* _Instructions for the task_: All lines holding the string "гнезда" are to be shown.

Items from a figure collection:
====

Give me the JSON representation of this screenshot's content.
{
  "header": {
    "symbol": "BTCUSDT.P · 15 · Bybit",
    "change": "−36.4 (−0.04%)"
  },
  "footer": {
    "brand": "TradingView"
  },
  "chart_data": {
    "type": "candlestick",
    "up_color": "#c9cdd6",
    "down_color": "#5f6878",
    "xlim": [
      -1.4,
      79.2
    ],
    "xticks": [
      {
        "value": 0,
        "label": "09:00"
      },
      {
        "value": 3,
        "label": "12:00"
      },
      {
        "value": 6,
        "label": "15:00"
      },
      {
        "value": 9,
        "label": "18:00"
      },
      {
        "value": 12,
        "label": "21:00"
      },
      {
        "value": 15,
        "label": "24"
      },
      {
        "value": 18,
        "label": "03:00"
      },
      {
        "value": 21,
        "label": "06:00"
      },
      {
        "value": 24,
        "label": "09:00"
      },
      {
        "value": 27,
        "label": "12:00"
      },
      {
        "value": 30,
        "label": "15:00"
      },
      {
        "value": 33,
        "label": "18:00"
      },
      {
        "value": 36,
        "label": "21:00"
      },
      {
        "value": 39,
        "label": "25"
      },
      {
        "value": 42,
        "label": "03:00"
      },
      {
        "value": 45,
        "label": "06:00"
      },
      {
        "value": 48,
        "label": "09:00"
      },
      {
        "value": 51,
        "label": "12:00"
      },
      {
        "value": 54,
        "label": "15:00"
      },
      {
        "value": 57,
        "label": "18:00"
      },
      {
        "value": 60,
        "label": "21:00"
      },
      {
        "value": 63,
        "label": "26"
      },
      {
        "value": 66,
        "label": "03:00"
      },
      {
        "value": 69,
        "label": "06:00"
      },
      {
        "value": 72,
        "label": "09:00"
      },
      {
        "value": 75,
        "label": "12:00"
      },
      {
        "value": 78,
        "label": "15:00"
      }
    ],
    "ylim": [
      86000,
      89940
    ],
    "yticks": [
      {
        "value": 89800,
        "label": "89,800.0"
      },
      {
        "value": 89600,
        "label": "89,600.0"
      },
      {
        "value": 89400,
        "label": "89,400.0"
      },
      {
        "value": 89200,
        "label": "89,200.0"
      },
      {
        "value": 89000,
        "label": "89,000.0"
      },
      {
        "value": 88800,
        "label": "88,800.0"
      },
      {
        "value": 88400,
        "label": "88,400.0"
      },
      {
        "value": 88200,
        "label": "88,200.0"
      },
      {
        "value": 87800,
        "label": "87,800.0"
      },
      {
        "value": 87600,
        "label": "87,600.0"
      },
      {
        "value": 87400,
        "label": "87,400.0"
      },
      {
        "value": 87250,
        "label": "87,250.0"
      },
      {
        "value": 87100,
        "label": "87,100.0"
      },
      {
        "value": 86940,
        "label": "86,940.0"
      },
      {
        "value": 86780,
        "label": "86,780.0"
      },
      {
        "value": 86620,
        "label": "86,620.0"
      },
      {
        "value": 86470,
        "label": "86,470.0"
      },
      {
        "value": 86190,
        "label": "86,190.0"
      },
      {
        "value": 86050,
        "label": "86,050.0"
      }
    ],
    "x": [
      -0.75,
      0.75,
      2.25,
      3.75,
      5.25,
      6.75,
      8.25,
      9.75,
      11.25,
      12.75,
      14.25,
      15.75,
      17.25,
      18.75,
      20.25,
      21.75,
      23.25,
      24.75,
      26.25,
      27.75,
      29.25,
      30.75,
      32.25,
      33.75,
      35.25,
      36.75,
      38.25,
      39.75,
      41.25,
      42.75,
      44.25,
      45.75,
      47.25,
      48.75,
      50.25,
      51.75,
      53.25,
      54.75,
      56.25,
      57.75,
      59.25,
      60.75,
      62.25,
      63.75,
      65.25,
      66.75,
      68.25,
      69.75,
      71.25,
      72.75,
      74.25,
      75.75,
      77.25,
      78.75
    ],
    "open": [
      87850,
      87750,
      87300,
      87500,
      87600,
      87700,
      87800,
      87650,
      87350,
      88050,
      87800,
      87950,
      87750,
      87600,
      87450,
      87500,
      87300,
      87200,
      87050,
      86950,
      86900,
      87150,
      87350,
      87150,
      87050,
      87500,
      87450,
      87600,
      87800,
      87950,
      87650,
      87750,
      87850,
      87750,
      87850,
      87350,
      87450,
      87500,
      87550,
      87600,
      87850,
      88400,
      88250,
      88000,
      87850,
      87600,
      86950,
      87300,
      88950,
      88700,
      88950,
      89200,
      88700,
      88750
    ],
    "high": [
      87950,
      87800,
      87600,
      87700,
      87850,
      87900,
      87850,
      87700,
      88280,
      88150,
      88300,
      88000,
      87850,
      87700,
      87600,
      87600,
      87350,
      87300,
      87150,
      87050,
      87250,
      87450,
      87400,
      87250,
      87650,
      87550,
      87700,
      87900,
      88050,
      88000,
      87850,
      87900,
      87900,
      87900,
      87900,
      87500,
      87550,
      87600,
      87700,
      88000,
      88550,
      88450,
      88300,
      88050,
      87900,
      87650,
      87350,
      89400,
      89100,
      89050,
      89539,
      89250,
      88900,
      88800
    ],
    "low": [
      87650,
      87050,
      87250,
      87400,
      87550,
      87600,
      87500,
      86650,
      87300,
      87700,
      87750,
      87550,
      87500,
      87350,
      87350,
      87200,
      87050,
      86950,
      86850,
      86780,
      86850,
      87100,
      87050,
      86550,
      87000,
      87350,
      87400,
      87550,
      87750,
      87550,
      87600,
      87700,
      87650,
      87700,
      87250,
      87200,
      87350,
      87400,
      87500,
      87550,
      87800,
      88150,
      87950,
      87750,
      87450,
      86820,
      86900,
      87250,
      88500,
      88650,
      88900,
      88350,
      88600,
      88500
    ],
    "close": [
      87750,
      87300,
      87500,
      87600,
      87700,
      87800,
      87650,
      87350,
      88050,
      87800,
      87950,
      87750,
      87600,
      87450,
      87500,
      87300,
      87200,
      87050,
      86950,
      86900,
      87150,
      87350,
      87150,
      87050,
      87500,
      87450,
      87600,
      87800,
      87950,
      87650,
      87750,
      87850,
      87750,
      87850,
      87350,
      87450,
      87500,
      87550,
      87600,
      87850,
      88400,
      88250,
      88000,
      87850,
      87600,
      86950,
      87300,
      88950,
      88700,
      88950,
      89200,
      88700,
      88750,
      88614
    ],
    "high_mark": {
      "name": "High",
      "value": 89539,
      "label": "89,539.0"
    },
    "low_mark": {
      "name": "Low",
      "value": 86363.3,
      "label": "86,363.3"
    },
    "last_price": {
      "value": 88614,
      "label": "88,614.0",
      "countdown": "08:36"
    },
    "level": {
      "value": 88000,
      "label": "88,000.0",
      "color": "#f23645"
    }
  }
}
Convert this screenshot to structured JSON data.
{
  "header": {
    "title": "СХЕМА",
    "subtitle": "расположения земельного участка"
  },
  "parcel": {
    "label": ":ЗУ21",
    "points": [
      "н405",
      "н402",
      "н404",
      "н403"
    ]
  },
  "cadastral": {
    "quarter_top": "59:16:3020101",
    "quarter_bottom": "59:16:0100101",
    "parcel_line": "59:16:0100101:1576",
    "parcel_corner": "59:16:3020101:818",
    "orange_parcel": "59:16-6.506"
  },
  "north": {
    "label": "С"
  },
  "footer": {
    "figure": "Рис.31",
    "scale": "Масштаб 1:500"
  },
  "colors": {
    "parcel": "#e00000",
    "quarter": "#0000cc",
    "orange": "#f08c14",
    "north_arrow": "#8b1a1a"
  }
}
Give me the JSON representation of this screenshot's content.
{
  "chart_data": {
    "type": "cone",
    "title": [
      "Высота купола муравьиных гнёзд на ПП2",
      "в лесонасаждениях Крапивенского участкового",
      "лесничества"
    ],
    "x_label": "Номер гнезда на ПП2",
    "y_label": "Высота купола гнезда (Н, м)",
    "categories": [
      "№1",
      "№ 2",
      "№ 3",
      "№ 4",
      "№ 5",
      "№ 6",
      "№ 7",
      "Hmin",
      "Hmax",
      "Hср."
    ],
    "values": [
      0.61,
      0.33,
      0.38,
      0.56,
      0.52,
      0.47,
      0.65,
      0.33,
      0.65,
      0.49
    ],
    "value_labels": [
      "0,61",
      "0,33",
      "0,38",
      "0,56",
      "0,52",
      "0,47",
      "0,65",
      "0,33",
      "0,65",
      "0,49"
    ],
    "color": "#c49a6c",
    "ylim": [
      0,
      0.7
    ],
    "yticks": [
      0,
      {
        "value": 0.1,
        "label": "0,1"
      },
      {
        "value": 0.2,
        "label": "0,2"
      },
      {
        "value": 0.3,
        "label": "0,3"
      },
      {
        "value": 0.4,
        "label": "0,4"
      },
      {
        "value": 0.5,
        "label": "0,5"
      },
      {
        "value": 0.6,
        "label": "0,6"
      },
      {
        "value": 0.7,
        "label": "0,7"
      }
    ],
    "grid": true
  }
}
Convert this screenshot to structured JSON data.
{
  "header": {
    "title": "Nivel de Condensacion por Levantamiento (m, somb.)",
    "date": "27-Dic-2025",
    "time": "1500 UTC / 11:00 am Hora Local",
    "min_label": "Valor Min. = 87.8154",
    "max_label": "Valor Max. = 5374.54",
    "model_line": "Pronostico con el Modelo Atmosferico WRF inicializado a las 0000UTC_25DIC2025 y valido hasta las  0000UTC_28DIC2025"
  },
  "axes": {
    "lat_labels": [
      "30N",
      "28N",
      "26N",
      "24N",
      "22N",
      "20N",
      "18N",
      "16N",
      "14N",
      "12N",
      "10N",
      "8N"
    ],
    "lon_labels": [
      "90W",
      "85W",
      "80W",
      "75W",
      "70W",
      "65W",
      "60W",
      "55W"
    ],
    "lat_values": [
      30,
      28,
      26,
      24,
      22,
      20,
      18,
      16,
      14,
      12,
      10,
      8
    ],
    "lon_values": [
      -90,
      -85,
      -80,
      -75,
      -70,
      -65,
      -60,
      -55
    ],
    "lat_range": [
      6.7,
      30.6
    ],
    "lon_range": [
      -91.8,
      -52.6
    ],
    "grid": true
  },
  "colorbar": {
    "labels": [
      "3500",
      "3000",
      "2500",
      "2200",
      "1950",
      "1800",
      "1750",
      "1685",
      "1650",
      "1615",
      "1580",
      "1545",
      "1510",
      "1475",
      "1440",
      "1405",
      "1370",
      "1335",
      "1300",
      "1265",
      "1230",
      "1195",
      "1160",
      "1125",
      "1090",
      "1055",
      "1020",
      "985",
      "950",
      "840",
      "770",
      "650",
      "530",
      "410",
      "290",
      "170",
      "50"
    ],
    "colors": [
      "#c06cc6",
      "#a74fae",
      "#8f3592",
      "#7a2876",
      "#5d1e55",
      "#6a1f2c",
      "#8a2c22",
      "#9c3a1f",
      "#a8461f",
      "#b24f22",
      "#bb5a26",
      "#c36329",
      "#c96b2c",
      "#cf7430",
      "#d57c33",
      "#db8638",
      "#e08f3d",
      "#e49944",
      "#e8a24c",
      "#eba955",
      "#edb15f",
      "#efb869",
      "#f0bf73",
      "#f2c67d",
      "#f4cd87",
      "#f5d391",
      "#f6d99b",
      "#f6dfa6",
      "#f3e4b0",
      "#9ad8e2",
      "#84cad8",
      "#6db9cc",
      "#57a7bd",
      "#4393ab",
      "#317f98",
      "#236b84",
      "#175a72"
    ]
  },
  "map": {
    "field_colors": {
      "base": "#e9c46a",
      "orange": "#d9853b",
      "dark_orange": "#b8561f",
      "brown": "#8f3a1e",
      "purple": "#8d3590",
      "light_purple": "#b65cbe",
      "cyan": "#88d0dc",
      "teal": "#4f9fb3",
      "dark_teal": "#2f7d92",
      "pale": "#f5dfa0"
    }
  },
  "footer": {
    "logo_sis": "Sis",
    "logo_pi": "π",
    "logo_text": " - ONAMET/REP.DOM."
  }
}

====

* _Full answer_:
    "x_label": "Номер гнезда на ПП2",
    "y_label": "Высота купола гнезда (Н, м)",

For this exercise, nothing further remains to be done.